-- begin GIVEN DATA --
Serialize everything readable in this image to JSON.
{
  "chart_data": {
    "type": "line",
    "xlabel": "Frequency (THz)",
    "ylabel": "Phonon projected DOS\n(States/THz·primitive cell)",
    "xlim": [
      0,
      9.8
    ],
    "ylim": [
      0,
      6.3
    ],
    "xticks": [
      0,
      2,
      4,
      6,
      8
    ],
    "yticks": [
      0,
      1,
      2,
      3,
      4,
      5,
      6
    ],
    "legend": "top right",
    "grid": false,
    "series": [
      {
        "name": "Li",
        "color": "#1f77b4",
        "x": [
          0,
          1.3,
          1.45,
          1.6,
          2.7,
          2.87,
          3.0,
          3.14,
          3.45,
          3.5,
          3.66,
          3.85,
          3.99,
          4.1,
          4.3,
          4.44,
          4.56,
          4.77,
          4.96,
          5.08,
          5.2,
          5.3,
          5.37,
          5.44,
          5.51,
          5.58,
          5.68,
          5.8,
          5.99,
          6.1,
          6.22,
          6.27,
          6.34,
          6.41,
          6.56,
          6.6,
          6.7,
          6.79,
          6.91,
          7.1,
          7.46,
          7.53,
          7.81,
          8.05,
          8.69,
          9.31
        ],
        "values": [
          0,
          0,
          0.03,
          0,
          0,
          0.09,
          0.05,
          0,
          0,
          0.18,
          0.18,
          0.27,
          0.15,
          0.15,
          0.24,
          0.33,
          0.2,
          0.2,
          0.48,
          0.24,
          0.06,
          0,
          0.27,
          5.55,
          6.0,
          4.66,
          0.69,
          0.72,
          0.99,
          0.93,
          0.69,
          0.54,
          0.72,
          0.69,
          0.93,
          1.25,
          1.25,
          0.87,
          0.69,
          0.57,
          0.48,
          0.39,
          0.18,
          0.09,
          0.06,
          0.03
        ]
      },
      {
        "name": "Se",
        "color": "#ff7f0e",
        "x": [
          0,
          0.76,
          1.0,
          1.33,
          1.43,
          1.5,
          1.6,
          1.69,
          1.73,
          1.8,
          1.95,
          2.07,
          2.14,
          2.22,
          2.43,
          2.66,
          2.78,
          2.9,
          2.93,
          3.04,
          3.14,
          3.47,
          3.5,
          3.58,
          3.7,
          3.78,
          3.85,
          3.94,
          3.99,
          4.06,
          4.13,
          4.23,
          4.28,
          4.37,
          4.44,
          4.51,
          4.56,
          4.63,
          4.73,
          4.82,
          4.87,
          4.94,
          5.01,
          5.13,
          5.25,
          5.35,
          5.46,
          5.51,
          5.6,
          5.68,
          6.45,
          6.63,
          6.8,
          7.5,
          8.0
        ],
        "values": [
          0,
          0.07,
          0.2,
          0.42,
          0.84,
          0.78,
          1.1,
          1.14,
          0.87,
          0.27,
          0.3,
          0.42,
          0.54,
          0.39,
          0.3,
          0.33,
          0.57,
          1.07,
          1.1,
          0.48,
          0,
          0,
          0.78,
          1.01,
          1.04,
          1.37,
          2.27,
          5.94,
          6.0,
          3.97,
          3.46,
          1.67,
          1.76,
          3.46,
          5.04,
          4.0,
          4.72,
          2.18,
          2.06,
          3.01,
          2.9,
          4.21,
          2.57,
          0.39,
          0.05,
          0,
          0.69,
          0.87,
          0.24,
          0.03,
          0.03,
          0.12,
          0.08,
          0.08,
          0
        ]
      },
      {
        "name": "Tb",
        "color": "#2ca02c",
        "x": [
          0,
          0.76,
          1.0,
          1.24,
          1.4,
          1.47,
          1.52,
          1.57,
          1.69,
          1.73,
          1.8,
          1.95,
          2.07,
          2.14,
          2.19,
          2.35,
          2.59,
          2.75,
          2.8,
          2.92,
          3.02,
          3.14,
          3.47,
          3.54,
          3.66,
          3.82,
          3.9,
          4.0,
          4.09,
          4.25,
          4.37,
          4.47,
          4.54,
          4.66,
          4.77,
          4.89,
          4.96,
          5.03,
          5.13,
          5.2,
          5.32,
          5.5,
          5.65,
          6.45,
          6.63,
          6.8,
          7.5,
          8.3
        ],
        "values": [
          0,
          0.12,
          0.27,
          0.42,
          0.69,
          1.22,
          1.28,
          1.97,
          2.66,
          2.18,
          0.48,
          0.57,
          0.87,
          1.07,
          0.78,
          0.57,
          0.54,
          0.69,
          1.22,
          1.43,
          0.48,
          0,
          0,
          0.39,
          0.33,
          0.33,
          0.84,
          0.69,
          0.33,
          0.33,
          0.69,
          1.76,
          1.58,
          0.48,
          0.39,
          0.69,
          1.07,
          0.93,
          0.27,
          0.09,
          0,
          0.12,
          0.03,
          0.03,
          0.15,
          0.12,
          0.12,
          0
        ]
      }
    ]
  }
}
-- end GIVEN DATA --
- _TASK DIRECTIONS_
Print the whole listing exactly as it is.

- _FINAL RESULT_
Serialize everything readable in this image to JSON.
{
  "chart_data": {
    "type": "line",
    "xlabel": "Frequency (THz)",
    "ylabel": "Phonon projected DOS\n(States/THz·primitive cell)",
    "xlim": [
      0,
      9.8
    ],
    "ylim": [
      0,
      6.3
    ],
    "xticks": [
      0,
      2,
      4,
      6,
      8
    ],
    "yticks": [
      0,
      1,
      2,
      3,
      4,
      5,
      6
    ],
    "legend": "top right",
    "grid": false,
    "series": [
      {
        "name": "Li",
        "color": "#1f77b4",
        "x": [
          0,
          1.3,
          1.45,
          1.6,
          2.7,
          2.87,
          3.0,
          3.14,
          3.45,
          3.5,
          3.66,
          3.85,
          3.99,
          4.1,
          4.3,
          4.44,
          4.56,
          4.77,
          4.96,
          5.08,
          5.2,
          5.3,
          5.37,
          5.44,
          5.51,
          5.58,
          5.68,
          5.8,
          5.99,
          6.1,
          6.22,
          6.27,
          6.34,
          6.41,
          6.56,
          6.6,
          6.7,
          6.79,
          6.91,
          7.1,
          7.46,
          7.53,
          7.81,
          8.05,
          8.69,
          9.31
        ],
        "values": [
          0,
          0,
          0.03,
          0,
          0,
          0.09,
          0.05,
          0,
          0,
          0.18,
          0.18,
          0.27,
          0.15,
          0.15,
          0.24,
          0.33,
          0.2,
          0.2,
          0.48,
          0.24,
          0.06,
          0,
          0.27,
          5.55,
          6.0,
          4.66,
          0.69,
          0.72,
          0.99,
          0.93,
          0.69,
          0.54,
          0.72,
          0.69,
          0.93,
          1.25,
          1.25,
          0.87,
          0.69,
          0.57,
          0.48,
          0.39,
          0.18,
          0.09,
          0.06,
          0.03
        ]
      },
      {
        "name": "Se",
        "color": "#ff7f0e",
        "x": [
          0,
          0.76,
          1.0,
          1.33,
          1.43,
          1.5,
          1.6,
          1.69,
          1.73,
          1.8,
          1.95,
          2.07,
          2.14,
          2.22,
          2.43,
          2.66,
          2.78,
          2.9,
          2.93,
          3.04,
          3.14,
          3.47,
          3.5,
          3.58,
          3.7,
          3.78,
          3.85,
          3.94,
          3.99,
          4.06,
          4.13,
          4.23,
          4.28,
          4.37,
          4.44,
          4.51,
          4.56,
          4.63,
          4.73,
          4.82,
          4.87,
          4.94,
          5.01,
          5.13,
          5.25,
          5.35,
          5.46,
          5.51,
          5.6,
          5.68,
          6.45,
          6.63,
          6.8,
          7.5,
          8.0
        ],
        "values": [
          0,
          0.07,
          0.2,
          0.42,
          0.84,
          0.78,
          1.1,
          1.14,
          0.87,
          0.27,
          0.3,
          0.42,
          0.54,
          0.39,
          0.3,
          0.33,
          0.57,
          1.07,
          1.1,
          0.48,
          0,
          0,
          0.78,
          1.01,
          1.04,
          1.37,
          2.27,
          5.94,
          6.0,
          3.97,
          3.46,
          1.67,
          1.76,
          3.46,
          5.04,
          4.0,
          4.72,
          2.18,
          2.06,
          3.01,
          2.9,
          4.21,
          2.57,
          0.39,
          0.05,
          0,
          0.69,
          0.87,
          0.24,
          0.03,
          0.03,
          0.12,
          0.08,
          0.08,
          0
        ]
      },
      {
        "name": "Tb",
        "color": "#2ca02c",
        "x": [
          0,
          0.76,
          1.0,
          1.24,
          1.4,
          1.47,
          1.52,
          1.57,
          1.69,
          1.73,
          1.8,
          1.95,
          2.07,
          2.14,
          2.19,
          2.35,
          2.59,
          2.75,
          2.8,
          2.92,
          3.02,
          3.14,
          3.47,
          3.54,
          3.66,
          3.82,
          3.9,
          4.0,
          4.09,
          4.25,
          4.37,
          4.47,
          4.54,
          4.66,
          4.77,
          4.89,
          4.96,
          5.03,
          5.13,
          5.2,
          5.32,
          5.5,
          5.65,
          6.45,
          6.63,
          6.8,
          7.5,
          8.3
        ],
        "values": [
          0,
          0.12,
          0.27,
          0.42,
          0.69,
          1.22,
          1.28,
          1.97,
          2.66,
          2.18,
          0.48,
          0.57,
          0.87,
          1.07,
          0.78,
          0.57,
          0.54,
          0.69,
          1.22,
          1.43,
          0.48,
          0,
          0,
          0.39,
          0.33,
          0.33,
          0.84,
          0.69,
          0.33,
          0.33,
          0.69,
          1.76,
          1.58,
          0.48,
          0.39,
          0.69,
          1.07,
          0.93,
          0.27,
          0.09,
          0,
          0.12,
          0.03,
          0.03,
          0.15,
          0.12,
          0.12,
          0
        ]
      }
    ]
  }
}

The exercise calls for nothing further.